> _TASK DIRECTIONS_
Pull out every line with the word "labels".

Entries from a dataset
**********

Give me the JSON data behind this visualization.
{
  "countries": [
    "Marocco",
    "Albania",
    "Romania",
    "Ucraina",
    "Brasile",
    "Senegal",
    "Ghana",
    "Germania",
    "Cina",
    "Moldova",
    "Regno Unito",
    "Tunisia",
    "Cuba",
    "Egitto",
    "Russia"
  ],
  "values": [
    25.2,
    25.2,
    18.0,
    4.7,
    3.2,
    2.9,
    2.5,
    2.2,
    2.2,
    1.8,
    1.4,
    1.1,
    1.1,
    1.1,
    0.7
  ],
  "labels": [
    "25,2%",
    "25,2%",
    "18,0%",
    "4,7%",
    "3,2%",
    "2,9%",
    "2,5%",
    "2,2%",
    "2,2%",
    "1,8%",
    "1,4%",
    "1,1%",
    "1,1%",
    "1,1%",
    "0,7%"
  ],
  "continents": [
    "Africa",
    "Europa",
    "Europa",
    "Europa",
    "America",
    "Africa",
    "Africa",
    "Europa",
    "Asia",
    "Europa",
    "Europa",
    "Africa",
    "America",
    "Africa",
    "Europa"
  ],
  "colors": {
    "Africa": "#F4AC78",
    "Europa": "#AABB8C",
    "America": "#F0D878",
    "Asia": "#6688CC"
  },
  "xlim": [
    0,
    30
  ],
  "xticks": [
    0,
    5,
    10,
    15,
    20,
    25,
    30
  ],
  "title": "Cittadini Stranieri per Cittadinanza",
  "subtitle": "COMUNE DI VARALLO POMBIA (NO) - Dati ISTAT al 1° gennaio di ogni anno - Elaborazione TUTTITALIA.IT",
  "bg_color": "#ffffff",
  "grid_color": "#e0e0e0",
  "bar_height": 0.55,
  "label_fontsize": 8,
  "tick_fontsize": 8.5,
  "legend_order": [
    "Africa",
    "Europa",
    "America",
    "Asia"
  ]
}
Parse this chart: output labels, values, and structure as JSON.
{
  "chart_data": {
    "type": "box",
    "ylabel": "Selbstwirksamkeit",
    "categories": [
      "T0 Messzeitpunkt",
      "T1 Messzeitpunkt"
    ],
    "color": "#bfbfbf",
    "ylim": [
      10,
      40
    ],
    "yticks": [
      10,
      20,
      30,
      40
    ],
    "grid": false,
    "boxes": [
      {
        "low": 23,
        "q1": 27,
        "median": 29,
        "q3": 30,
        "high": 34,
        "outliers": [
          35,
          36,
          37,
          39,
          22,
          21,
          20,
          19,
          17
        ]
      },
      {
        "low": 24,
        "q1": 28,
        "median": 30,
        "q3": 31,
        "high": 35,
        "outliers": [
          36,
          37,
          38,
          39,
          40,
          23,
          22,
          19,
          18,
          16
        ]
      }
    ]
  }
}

**********

> _EXERCISE OUTPUT_
  "labels": [
Parse this chart: output labels, values, and structure as JSON.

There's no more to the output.